**YOUR INSTRUCTIONS**
Each entry below must be repeated exactly, with pictures left out.

(Data records)
+++
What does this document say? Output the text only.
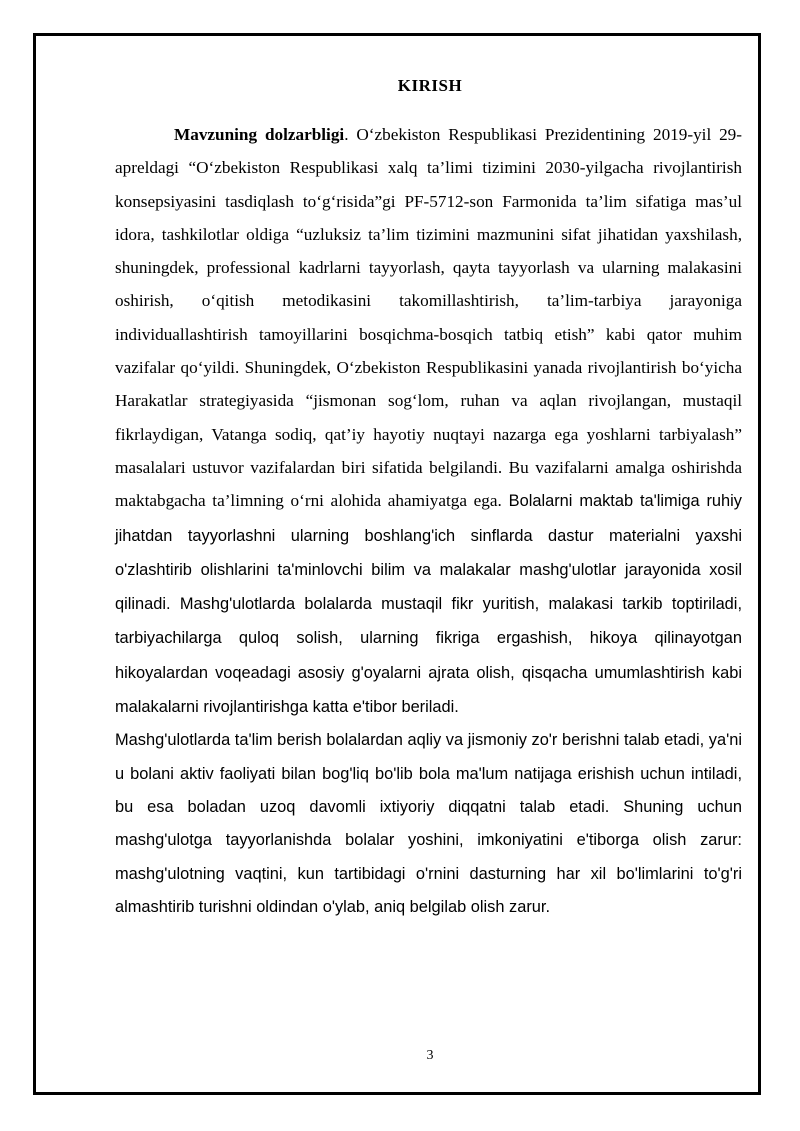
KIRISH

Mavzuning dolzarbligi. O‘zbekiston Respublikasi Prezidentining 2019-yil 29-apreldagi “O‘zbekiston Respublikasi xalq ta’limi tizimini 2030-yilgacha rivojlantirish konsepsiyasini tasdiqlash to‘g‘risida”gi PF-5712-son Farmonida ta’lim sifatiga mas’ul idora, tashkilotlar oldiga “uzluksiz ta’lim tizimini mazmunini sifat jihatidan yaxshilash, shuningdek, professional kadrlarni tayyorlash, qayta tayyorlash va ularning malakasini oshirish, o‘qitish metodikasini takomillashtirish, ta’lim-tarbiya jarayoniga individuallashtirish tamoyillarini bosqichma-bosqich tatbiq etish” kabi qator muhim vazifalar qo‘yildi. Shuningdek, O‘zbekiston Respublikasini yanada rivojlantirish bo‘yicha Harakatlar strategiyasida “jismonan sog‘lom, ruhan va aqlan rivojlangan, mustaqil fikrlaydigan, Vatanga sodiq, qat’iy hayotiy nuqtayi nazarga ega yoshlarni tarbiyalash” masalalari ustuvor vazifalardan biri sifatida belgilandi. Bu vazifalarni amalga oshirishda maktabgacha ta’limning o‘rni alohida ahamiyatga ega. Bolalarni maktab ta'limiga ruhiy jihatdan tayyorlashni ularning boshlang'ich sinflarda dastur materialni yaxshi o'zlashtirib olishlarini ta'minlovchi bilim va malakalar mashg'ulotlar jarayonida xosil qilinadi. Mashg'ulotlarda bolalarda mustaqil fikr yuritish, malakasi tarkib toptiriladi, tarbiyachilarga quloq solish, ularning fikriga ergashish, hikoya qilinayotgan hikoyalardan voqeadagi asosiy g'oyalarni ajrata olish, qisqacha umumlashtirish kabi malakalarni rivojlantirishga katta e'tibor beriladi.

Mashg'ulotlarda ta'lim berish bolalardan aqliy va jismoniy zo'r berishni talab etadi, ya'ni u bolani aktiv faoliyati bilan bog'liq bo'lib bola ma'lum natijaga erishish uchun intiladi, bu esa boladan uzoq davomli ixtiyoriy diqqatni talab etadi. Shuning uchun mashg'ulotga tayyorlanishda bolalar yoshini, imkoniyatini e'tiborga olish zarur: mashg'ulotning vaqtini, kun tartibidagi o'rnini dasturning har xil bo'limlarini to'g'ri almashtirib turishni oldindan o'ylab, aniq belgilab olish zarur.

3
+++
**WORKED ANSWER**
What does this document say? Output the text only.
KIRISH

Mavzuning dolzarbligi. O‘zbekiston Respublikasi Prezidentining 2019-yil 29-apreldagi “O‘zbekiston Respublikasi xalq ta’limi tizimini 2030-yilgacha rivojlantirish konsepsiyasini tasdiqlash to‘g‘risida”gi PF-5712-son Farmonida ta’lim sifatiga mas’ul idora, tashkilotlar oldiga “uzluksiz ta’lim tizimini mazmunini sifat jihatidan yaxshilash, shuningdek, professional kadrlarni tayyorlash, qayta tayyorlash va ularning malakasini oshirish, o‘qitish metodikasini takomillashtirish, ta’lim-tarbiya jarayoniga individuallashtirish tamoyillarini bosqichma-bosqich tatbiq etish” kabi qator muhim vazifalar qo‘yildi. Shuningdek, O‘zbekiston Respublikasini yanada rivojlantirish bo‘yicha Harakatlar strategiyasida “jismonan sog‘lom, ruhan va aqlan rivojlangan, mustaqil fikrlaydigan, Vatanga sodiq, qat’iy hayotiy nuqtayi nazarga ega yoshlarni tarbiyalash” masalalari ustuvor vazifalardan biri sifatida belgilandi. Bu vazifalarni amalga oshirishda maktabgacha ta’limning o‘rni alohida ahamiyatga ega. Bolalarni maktab ta'limiga ruhiy jihatdan tayyorlashni ularning boshlang'ich sinflarda dastur materialni yaxshi o'zlashtirib olishlarini ta'minlovchi bilim va malakalar mashg'ulotlar jarayonida xosil qilinadi. Mashg'ulotlarda bolalarda mustaqil fikr yuritish, malakasi tarkib toptiriladi, tarbiyachilarga quloq solish, ularning fikriga ergashish, hikoya qilinayotgan hikoyalardan voqeadagi asosiy g'oyalarni ajrata olish, qisqacha umumlashtirish kabi malakalarni rivojlantirishga katta e'tibor beriladi.

Mashg'ulotlarda ta'lim berish bolalardan aqliy va jismoniy zo'r berishni talab etadi, ya'ni u bolani aktiv faoliyati bilan bog'liq bo'lib bola ma'lum natijaga erishish uchun intiladi, bu esa boladan uzoq davomli ixtiyoriy diqqatni talab etadi. Shuning uchun mashg'ulotga tayyorlanishda bolalar yoshini, imkoniyatini e'tiborga olish zarur: mashg'ulotning vaqtini, kun tartibidagi o'rnini dasturning har xil bo'limlarini to'g'ri almashtirib turishni oldindan o'ylab, aniq belgilab olish zarur.

3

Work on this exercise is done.